### Work order
Which lines of the records below contain the word "this"? Report each of them in full.

### Given records
----------------------------------------
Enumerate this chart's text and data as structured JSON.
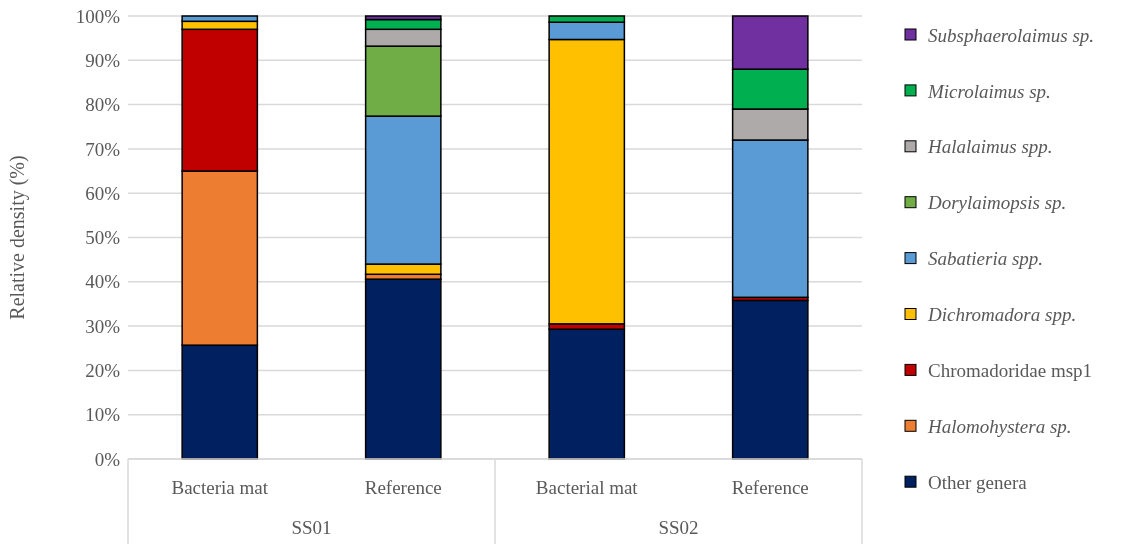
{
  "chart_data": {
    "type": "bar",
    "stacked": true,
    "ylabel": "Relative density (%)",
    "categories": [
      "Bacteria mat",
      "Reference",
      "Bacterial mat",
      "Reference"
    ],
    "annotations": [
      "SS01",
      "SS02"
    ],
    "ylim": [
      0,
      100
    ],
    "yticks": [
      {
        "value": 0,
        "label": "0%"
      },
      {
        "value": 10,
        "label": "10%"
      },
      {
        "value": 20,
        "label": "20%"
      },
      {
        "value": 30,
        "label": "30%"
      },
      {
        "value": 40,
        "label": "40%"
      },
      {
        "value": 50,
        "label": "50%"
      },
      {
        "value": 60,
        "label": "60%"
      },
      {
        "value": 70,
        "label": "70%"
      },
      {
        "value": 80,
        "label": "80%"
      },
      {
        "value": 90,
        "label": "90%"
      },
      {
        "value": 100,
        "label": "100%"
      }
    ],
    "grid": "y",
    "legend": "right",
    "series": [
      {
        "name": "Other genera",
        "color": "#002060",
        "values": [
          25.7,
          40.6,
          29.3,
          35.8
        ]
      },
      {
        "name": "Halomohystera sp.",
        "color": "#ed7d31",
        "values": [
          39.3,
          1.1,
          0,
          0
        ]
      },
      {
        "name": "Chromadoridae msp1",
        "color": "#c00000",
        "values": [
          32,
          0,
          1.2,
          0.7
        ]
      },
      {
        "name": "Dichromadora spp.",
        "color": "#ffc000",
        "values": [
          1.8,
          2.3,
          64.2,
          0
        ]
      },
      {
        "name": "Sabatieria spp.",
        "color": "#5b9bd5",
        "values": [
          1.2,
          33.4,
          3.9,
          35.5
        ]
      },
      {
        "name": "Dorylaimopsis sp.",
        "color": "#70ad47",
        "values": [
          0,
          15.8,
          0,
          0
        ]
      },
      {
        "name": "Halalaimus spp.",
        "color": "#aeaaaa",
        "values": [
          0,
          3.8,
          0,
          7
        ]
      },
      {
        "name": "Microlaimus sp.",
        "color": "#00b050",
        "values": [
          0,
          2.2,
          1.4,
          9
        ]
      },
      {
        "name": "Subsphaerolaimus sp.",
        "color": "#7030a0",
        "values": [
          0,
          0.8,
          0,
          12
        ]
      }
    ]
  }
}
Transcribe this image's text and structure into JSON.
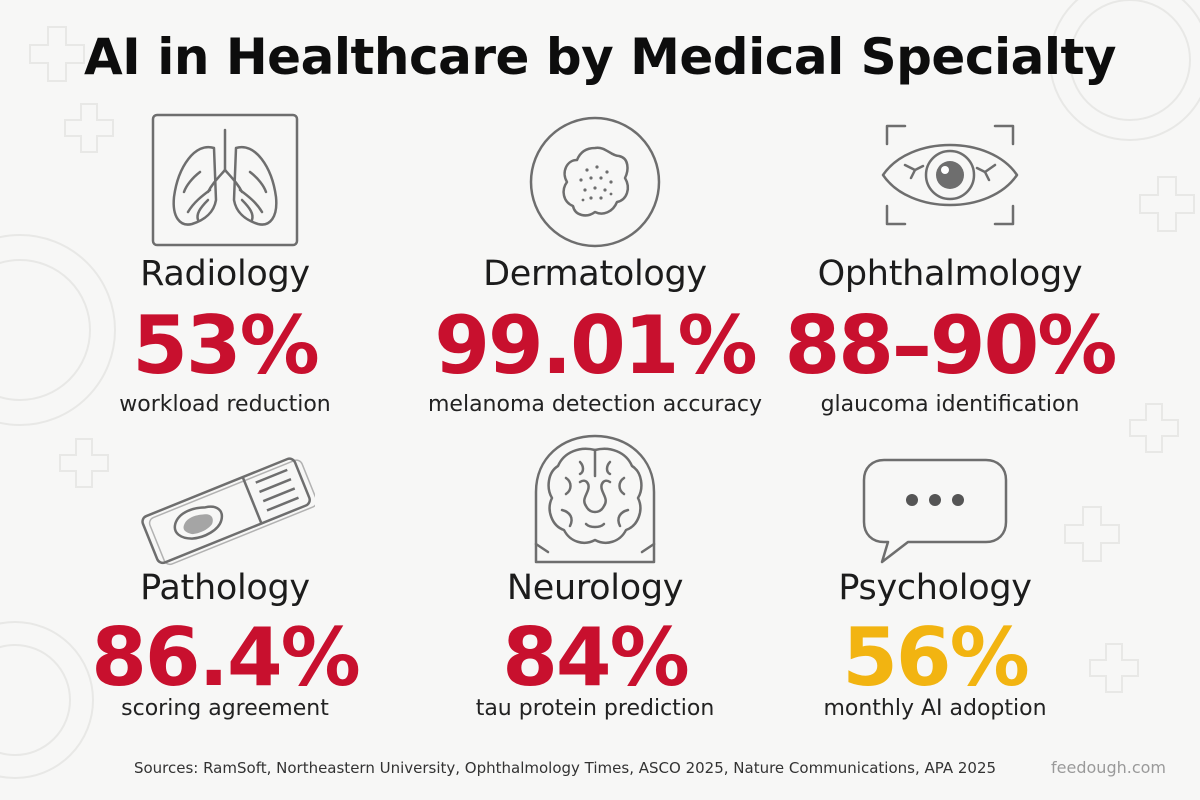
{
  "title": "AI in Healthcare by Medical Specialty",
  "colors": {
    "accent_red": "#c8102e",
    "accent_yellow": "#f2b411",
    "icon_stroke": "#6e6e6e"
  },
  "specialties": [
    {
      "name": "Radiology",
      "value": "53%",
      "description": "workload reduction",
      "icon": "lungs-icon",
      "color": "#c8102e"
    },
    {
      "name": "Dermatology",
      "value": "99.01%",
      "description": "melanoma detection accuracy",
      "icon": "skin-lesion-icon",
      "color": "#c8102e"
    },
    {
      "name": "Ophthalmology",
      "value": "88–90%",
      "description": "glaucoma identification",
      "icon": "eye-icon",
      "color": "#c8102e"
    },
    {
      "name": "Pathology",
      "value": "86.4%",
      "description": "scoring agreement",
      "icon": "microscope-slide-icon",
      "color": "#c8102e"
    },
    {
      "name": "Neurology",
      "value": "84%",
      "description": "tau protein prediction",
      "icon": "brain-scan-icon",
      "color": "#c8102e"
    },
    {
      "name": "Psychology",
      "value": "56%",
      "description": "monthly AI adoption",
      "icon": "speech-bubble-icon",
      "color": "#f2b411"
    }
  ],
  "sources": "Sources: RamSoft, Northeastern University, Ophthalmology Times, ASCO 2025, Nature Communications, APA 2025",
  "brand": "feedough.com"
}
----------------------------------------
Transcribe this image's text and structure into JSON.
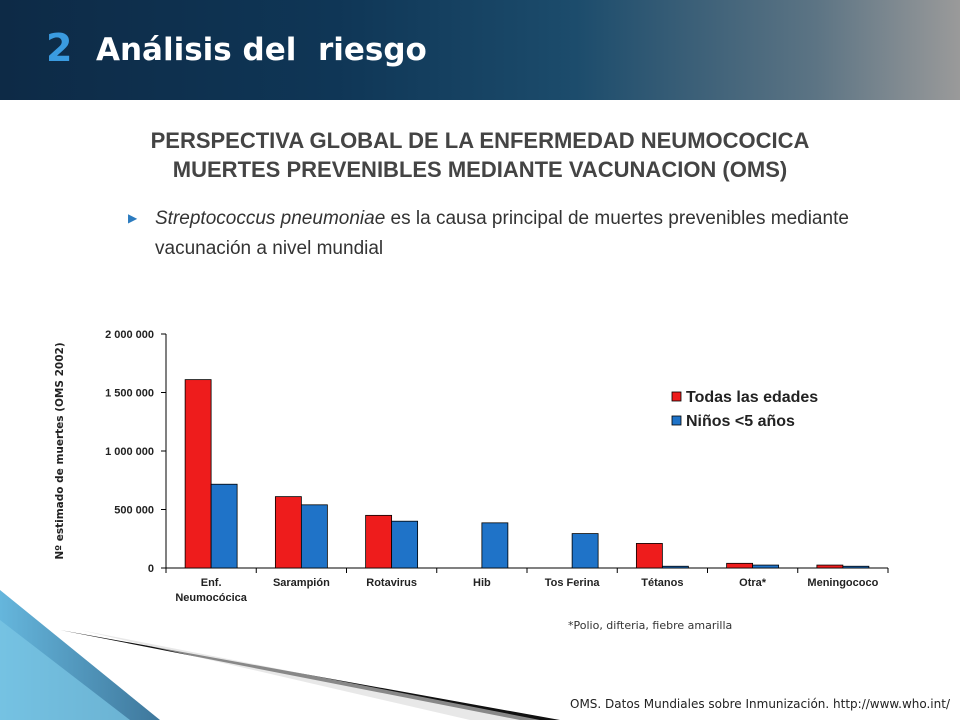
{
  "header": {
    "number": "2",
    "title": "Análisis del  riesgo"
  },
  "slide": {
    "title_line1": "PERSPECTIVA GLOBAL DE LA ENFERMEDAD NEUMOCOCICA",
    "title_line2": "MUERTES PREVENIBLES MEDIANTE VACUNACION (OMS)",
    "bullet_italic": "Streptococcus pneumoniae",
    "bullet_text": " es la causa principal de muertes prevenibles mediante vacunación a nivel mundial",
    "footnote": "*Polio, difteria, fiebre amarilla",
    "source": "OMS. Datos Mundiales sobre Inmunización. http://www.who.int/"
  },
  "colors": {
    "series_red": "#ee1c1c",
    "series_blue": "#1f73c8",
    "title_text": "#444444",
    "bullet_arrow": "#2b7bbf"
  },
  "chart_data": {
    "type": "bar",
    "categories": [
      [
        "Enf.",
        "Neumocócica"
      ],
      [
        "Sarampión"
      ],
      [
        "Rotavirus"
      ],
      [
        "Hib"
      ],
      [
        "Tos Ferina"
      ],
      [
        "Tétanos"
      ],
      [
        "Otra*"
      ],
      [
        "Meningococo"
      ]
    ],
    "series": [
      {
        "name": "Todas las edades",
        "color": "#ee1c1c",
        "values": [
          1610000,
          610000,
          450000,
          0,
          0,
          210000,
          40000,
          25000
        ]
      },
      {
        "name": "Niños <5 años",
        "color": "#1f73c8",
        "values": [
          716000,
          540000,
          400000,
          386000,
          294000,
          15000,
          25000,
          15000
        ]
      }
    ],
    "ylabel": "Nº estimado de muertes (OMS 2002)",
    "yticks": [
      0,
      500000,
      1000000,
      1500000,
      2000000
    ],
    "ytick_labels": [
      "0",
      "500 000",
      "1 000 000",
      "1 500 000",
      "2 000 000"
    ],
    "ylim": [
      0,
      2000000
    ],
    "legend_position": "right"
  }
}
----------------------------------------
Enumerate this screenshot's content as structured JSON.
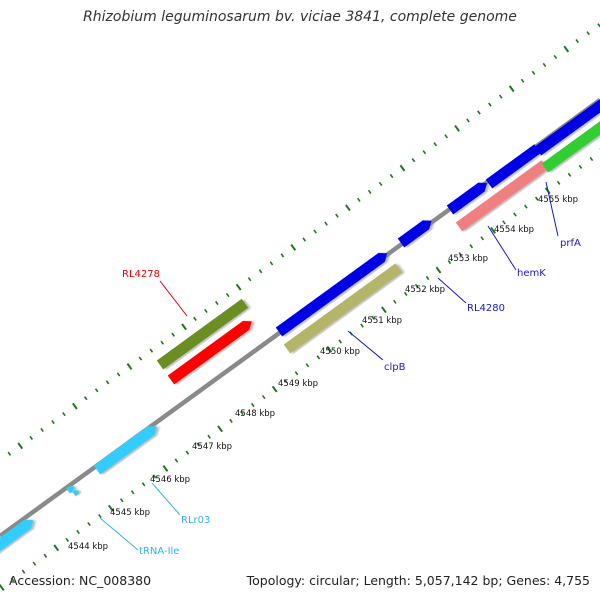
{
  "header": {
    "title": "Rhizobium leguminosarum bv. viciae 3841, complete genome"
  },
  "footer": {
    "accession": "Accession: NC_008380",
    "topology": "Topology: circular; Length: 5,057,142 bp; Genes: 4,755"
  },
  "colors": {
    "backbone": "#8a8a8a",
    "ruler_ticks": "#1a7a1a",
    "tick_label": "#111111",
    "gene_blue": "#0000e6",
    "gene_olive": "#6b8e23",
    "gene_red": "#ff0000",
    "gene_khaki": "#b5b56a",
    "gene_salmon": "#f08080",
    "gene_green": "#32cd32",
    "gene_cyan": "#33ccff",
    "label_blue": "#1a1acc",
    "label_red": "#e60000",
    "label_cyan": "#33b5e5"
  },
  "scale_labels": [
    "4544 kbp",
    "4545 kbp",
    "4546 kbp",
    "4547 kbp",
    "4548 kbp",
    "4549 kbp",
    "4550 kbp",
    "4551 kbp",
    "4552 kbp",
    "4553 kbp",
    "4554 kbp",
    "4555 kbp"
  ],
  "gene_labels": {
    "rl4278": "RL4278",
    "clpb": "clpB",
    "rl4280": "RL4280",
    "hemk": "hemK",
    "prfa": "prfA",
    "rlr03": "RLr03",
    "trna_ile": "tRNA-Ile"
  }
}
----------------------------------------
### Written solution
Enumerate this chart's text and data as structured JSON.
Transcribe this image's text and structure into JSON.
Transcribe this image's text and structure into JSON.
Enumerate this screenshot's content as structured JSON.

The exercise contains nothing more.